Find the lines holding the string "packet" in the data, then copy all of them.
=== Entries shown ===
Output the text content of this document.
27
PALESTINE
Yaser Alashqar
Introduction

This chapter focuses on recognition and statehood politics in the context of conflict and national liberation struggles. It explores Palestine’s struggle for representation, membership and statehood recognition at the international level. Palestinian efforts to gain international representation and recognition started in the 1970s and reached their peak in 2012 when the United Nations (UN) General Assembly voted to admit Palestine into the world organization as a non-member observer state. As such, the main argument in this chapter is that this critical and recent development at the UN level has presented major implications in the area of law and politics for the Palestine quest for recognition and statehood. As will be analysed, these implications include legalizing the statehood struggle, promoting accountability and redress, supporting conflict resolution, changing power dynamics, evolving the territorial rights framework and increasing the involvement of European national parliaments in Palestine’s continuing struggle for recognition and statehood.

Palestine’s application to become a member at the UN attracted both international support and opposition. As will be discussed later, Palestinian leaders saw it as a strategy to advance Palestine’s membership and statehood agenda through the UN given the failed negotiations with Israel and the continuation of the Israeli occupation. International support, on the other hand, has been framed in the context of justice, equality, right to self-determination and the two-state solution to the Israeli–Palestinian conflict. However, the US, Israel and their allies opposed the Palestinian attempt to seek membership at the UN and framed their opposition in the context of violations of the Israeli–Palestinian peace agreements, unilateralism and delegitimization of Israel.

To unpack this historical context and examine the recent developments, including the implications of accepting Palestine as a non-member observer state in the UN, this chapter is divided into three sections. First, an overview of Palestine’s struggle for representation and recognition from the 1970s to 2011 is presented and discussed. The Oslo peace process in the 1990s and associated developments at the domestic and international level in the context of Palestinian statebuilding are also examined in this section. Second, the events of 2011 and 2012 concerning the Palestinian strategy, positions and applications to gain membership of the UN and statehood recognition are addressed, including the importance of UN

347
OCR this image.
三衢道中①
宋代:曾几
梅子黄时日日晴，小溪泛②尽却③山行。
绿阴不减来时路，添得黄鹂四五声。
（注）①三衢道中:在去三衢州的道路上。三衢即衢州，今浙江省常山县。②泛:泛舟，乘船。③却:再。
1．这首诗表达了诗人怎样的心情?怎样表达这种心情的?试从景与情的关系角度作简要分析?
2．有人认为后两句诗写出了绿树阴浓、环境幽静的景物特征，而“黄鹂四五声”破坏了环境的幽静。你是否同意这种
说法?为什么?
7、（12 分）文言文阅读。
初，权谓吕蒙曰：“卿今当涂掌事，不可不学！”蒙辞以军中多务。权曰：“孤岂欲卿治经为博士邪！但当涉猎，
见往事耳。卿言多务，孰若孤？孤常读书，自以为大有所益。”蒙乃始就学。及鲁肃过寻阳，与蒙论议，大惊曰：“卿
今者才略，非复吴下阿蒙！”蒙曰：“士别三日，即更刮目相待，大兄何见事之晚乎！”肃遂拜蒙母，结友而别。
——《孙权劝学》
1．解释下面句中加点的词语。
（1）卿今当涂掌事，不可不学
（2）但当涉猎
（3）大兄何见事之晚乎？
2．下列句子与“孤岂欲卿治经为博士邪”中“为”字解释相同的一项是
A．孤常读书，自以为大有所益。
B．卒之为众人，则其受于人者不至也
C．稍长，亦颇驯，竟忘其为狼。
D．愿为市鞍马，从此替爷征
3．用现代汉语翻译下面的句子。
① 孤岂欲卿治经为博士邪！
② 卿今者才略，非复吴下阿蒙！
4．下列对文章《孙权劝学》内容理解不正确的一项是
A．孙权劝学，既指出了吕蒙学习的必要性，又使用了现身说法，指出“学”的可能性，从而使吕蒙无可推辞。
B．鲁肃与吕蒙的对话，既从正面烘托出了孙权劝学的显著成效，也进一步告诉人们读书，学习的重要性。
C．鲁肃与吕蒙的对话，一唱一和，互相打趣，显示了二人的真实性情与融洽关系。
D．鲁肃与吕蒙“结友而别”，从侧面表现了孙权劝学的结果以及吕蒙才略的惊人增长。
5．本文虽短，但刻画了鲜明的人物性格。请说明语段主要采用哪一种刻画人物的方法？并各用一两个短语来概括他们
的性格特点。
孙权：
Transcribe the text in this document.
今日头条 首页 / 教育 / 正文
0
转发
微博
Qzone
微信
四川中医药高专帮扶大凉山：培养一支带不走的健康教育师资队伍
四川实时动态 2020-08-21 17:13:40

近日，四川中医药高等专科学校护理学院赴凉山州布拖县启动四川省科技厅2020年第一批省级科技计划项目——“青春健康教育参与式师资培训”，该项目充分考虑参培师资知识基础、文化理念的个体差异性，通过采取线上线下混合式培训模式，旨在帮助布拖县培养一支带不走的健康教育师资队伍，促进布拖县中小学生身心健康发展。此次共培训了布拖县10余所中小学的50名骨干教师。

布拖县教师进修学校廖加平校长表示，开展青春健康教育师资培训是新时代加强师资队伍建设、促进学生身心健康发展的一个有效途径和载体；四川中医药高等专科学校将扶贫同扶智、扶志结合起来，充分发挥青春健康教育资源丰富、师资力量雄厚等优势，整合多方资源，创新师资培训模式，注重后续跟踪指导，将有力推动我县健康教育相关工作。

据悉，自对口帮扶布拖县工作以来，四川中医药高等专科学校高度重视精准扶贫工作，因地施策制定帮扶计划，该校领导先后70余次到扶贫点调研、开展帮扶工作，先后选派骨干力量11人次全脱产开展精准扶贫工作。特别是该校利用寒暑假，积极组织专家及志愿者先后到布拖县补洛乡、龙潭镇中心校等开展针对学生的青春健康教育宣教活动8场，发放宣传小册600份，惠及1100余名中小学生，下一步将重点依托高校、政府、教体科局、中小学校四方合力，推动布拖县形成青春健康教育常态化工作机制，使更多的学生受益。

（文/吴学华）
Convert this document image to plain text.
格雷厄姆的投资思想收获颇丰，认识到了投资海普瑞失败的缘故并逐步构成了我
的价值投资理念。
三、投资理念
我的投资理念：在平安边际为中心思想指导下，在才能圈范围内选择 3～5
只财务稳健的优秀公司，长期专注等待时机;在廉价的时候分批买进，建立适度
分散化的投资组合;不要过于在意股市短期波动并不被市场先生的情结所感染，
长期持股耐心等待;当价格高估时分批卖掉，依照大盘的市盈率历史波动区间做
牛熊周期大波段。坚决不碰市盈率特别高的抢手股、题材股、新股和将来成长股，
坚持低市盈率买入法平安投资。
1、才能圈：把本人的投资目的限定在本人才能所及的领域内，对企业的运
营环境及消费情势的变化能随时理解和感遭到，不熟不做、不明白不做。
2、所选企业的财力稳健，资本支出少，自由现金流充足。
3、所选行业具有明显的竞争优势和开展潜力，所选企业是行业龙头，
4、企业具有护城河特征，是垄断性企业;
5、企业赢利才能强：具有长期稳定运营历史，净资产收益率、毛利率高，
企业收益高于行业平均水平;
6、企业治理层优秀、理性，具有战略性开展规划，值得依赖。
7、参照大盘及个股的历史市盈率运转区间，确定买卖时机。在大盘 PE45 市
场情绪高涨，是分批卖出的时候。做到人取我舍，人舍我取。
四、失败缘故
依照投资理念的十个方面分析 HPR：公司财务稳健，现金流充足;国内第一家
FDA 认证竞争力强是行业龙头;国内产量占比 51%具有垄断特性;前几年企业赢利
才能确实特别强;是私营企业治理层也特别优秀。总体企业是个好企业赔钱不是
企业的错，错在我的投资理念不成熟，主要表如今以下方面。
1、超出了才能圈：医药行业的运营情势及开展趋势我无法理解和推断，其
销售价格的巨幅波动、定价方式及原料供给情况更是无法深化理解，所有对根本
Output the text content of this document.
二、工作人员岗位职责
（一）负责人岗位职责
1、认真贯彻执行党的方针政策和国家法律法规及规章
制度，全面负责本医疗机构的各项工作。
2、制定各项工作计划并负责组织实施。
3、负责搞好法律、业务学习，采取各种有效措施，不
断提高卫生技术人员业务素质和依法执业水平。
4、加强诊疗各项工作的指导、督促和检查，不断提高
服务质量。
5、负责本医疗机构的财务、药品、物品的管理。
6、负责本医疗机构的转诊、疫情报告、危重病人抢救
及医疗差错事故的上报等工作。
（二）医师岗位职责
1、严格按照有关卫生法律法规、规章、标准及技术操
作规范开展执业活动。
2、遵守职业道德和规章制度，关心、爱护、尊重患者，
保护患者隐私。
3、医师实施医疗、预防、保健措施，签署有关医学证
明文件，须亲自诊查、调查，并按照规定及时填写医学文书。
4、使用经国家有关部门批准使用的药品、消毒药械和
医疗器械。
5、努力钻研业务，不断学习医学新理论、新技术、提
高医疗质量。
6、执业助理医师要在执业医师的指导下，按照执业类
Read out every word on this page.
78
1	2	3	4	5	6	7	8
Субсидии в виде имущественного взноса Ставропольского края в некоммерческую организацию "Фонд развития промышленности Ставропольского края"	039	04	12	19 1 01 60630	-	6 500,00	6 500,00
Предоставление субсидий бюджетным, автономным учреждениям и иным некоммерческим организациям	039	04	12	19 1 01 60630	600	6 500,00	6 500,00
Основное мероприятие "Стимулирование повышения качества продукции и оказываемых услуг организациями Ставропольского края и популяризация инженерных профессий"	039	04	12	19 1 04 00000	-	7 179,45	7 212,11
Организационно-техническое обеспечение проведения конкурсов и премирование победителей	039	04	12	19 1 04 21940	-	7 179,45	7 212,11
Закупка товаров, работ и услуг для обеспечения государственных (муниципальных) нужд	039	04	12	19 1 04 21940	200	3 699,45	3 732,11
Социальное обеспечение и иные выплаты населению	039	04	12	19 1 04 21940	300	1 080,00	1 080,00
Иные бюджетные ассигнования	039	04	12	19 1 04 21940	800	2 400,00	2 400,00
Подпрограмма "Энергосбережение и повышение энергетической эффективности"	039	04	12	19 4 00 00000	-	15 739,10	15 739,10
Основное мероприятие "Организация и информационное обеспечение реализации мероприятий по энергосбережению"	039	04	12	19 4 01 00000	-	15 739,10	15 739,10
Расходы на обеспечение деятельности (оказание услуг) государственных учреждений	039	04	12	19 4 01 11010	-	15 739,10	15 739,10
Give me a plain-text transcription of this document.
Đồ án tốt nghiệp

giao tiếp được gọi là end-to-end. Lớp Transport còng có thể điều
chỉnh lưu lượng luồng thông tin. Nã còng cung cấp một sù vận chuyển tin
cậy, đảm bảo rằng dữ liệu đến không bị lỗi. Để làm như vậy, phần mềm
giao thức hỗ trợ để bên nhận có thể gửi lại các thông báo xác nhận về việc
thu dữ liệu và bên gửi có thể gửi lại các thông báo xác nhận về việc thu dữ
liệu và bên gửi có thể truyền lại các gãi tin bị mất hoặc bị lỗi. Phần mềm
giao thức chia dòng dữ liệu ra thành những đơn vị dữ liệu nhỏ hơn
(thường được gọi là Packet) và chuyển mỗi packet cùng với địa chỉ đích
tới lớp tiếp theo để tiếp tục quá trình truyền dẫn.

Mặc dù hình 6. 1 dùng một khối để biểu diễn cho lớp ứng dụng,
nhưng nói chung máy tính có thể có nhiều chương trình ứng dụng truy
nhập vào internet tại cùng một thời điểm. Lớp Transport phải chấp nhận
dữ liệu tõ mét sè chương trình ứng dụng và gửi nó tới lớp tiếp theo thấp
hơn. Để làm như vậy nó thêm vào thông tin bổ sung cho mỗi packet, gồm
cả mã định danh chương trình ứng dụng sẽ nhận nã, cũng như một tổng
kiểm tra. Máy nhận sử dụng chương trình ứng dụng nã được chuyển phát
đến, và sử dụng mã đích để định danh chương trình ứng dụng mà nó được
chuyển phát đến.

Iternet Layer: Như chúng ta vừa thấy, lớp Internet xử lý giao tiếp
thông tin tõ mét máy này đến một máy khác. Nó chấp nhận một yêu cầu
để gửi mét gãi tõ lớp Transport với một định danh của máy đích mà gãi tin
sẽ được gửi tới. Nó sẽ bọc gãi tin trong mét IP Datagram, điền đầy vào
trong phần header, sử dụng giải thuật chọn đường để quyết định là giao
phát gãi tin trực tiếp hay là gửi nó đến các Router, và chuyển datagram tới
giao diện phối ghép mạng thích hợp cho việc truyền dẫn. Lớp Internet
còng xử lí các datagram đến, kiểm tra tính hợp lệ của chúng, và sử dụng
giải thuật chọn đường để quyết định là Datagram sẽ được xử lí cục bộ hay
===
Task output:
(thường được gọi là Packet) và chuyển mỗi packet cùng với địa chỉ đích
hơn. Để làm như vậy nó thêm vào thông tin bổ sung cho mỗi packet, gồm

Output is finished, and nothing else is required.